What the task asks
Look through the data below and report how many lines include "primum". Only the number should be given.

[Recorded data]

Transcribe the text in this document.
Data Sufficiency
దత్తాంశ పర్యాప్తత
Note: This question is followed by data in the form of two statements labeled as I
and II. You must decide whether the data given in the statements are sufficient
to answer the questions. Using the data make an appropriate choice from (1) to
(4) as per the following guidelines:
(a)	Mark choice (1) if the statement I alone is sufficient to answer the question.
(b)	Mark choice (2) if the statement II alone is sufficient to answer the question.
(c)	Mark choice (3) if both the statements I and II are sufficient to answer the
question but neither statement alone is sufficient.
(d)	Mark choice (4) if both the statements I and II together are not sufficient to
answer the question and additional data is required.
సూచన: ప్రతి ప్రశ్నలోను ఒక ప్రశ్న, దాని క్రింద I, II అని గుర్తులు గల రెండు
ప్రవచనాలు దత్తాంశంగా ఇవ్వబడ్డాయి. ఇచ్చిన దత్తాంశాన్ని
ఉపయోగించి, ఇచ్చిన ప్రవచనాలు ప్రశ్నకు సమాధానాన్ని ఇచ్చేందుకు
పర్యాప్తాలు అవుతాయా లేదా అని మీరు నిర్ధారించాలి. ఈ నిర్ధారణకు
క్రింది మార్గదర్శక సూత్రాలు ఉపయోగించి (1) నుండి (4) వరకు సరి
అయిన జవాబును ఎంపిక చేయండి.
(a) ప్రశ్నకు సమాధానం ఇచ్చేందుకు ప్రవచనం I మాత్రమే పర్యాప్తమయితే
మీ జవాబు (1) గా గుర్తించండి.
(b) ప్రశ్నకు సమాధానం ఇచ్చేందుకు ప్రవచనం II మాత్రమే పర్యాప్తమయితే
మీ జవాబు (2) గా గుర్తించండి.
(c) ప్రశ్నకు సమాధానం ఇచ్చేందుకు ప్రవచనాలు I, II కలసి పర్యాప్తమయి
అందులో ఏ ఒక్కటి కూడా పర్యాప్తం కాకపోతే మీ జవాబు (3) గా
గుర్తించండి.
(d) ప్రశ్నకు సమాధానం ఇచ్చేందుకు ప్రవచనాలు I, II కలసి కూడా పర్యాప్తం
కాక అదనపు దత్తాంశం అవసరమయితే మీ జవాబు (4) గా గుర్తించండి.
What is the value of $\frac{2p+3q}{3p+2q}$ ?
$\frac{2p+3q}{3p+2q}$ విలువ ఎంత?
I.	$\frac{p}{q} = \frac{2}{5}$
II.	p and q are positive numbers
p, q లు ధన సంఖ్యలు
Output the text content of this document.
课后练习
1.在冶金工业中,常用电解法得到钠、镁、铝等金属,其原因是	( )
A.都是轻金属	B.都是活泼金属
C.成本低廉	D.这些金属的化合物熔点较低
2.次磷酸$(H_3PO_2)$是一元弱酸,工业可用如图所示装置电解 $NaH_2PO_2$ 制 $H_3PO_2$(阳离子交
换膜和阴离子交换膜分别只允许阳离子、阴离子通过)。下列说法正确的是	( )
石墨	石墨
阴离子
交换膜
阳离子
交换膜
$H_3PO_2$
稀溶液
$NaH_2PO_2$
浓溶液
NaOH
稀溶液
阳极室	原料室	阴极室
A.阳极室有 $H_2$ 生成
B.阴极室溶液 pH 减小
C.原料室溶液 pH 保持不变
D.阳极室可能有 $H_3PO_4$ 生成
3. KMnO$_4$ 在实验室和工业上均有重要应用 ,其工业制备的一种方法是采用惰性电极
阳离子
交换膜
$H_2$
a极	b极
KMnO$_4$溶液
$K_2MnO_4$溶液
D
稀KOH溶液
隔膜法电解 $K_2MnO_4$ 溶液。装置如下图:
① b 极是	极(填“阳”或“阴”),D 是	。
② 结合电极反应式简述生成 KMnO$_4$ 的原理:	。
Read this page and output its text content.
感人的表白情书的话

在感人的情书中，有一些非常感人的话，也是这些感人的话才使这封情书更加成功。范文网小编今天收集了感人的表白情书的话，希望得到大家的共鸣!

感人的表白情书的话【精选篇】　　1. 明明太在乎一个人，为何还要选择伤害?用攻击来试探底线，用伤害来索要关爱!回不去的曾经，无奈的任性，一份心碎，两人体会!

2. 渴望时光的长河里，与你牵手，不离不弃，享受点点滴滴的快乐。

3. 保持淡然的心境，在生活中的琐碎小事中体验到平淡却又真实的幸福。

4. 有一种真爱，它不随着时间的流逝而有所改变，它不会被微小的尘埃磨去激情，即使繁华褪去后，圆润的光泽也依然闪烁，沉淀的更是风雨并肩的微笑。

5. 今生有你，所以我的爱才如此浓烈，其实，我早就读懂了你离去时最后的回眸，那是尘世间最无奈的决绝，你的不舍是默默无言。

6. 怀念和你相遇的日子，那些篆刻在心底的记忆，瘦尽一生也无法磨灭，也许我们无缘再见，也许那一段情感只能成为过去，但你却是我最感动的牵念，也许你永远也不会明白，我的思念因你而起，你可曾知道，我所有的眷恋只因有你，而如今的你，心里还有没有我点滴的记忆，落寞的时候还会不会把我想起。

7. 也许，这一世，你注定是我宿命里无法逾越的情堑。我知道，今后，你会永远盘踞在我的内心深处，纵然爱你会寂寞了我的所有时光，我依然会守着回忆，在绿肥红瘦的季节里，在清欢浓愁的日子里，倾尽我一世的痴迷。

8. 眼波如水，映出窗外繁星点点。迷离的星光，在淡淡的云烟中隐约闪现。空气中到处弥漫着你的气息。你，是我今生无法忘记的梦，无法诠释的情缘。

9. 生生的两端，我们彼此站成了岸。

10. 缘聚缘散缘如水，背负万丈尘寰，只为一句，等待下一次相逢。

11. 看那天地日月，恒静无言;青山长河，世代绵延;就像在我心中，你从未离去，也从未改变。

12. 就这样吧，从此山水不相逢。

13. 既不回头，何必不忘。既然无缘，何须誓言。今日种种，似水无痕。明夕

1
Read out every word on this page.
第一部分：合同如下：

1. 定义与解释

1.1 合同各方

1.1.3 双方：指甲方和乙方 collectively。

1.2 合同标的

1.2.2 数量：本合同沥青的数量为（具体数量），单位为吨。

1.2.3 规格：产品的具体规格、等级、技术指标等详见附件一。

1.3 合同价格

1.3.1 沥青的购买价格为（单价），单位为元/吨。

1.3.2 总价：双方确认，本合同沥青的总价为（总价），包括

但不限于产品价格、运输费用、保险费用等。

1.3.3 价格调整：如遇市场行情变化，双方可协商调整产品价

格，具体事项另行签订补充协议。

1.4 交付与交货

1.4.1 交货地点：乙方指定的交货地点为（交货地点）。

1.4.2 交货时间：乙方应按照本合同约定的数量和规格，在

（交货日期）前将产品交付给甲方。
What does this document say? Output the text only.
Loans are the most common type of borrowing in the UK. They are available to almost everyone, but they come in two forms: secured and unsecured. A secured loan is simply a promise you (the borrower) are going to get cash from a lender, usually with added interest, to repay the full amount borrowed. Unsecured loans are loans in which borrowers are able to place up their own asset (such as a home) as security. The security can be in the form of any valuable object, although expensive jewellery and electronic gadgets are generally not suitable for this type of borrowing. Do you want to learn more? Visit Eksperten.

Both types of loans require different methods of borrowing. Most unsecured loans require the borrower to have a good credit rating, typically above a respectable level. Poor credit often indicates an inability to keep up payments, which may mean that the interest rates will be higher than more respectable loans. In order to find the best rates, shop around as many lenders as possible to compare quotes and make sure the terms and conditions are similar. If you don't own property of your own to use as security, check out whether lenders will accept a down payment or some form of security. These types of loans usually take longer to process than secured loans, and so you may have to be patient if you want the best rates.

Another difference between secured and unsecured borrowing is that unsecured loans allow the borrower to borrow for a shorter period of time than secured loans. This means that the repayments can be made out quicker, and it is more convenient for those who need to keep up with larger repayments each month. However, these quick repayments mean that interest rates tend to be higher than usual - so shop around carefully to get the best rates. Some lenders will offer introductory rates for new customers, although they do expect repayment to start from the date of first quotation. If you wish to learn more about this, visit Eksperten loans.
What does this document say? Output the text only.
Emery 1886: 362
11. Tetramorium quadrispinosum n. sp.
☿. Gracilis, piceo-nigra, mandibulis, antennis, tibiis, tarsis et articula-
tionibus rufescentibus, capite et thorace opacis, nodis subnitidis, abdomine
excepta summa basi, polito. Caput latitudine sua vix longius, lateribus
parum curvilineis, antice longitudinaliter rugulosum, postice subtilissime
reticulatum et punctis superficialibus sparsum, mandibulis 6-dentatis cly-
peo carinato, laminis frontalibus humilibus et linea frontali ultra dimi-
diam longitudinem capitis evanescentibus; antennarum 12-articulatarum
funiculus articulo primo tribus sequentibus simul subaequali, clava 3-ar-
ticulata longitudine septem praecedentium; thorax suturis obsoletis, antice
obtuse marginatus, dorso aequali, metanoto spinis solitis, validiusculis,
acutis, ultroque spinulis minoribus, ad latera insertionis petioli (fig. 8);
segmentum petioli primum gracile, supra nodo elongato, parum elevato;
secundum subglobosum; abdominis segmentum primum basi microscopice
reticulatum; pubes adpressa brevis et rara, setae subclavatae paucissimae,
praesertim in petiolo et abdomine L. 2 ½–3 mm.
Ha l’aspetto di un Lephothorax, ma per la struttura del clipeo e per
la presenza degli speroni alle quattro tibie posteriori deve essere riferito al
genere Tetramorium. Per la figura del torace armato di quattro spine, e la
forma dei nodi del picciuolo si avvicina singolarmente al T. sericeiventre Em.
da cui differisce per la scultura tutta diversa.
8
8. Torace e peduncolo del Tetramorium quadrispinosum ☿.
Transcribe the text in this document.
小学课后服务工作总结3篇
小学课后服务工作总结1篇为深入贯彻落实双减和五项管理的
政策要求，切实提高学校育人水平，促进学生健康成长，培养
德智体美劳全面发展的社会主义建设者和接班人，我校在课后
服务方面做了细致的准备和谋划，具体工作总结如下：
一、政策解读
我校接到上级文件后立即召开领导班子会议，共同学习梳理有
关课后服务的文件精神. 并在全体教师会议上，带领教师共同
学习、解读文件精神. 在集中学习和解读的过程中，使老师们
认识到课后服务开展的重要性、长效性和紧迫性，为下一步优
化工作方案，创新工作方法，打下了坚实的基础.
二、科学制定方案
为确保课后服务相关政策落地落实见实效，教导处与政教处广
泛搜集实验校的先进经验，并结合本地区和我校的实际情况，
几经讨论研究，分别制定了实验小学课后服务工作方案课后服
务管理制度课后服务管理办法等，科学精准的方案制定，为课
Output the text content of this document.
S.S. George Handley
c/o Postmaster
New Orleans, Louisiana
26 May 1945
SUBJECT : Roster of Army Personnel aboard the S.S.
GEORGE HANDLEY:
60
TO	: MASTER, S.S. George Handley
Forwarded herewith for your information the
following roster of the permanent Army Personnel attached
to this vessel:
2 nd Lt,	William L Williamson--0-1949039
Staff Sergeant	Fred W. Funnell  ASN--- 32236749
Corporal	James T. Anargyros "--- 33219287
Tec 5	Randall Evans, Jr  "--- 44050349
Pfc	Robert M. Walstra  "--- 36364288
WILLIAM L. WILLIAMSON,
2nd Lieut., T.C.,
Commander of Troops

Right answer
2